[Data entries for graphics]
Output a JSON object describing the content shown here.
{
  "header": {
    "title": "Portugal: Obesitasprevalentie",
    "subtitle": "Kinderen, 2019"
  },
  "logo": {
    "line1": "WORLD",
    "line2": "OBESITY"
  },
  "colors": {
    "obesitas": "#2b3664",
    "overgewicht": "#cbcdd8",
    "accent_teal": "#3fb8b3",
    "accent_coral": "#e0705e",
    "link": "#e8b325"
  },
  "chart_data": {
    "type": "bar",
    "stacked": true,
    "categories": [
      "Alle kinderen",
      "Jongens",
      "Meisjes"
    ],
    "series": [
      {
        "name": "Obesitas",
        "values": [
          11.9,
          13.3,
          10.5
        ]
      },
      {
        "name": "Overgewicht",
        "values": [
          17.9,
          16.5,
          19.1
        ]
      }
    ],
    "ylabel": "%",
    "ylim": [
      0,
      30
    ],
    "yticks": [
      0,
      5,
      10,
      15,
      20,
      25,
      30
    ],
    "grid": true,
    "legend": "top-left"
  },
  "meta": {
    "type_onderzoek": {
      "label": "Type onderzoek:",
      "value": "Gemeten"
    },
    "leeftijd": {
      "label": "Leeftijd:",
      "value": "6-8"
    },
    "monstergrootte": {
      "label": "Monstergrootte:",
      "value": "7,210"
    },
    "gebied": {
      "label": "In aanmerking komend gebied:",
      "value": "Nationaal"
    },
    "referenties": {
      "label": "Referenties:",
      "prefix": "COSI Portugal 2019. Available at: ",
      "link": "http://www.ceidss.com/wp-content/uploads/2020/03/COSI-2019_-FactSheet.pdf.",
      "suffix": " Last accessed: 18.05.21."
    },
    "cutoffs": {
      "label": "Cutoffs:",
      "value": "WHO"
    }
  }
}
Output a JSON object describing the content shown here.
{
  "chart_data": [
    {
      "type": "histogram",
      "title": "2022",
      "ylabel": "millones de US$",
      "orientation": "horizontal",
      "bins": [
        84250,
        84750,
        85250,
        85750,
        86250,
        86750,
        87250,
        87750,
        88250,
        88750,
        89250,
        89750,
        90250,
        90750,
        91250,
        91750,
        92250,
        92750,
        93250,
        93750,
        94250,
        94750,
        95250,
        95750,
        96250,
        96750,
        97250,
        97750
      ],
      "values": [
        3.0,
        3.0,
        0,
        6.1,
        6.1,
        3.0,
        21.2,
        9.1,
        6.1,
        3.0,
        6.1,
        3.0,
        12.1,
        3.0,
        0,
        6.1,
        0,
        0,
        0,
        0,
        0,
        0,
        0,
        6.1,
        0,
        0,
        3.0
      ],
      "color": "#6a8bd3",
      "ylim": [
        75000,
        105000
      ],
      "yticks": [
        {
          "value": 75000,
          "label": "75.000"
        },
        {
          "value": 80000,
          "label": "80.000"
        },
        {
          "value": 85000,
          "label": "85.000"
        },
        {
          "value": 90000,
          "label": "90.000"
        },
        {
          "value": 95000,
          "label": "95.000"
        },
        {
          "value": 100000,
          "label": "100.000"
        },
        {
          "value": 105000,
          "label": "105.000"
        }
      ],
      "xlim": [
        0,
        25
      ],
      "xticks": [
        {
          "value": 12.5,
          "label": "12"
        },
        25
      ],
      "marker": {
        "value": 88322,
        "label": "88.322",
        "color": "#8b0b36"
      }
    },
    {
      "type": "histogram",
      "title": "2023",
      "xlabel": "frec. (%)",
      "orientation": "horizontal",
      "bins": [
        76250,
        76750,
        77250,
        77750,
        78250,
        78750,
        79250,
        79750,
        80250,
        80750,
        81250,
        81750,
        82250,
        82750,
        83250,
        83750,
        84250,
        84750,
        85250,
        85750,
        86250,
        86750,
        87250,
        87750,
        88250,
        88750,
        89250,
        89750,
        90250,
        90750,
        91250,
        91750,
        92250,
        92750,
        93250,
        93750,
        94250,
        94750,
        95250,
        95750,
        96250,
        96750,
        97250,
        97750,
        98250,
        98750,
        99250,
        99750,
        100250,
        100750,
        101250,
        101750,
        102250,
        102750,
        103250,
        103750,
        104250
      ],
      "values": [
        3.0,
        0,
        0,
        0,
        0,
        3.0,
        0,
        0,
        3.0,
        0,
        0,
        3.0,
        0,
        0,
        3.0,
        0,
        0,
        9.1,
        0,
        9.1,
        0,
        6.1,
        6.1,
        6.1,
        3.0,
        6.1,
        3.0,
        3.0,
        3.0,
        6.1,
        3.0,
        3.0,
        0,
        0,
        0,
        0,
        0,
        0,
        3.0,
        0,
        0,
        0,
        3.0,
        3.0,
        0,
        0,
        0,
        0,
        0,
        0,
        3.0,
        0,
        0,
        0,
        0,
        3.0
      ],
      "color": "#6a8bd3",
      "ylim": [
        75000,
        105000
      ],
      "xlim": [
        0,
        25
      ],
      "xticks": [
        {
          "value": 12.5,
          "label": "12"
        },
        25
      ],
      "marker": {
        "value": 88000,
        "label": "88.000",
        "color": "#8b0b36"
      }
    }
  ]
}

**Exercise aim**
Gather all lines of the records that include the word "link".

**Correct result**
    "link": "#e8b325"
      "link": "http://www.ceidss.com/wp-content/uploads/2020/03/COSI-2019_-FactSheet.pdf.",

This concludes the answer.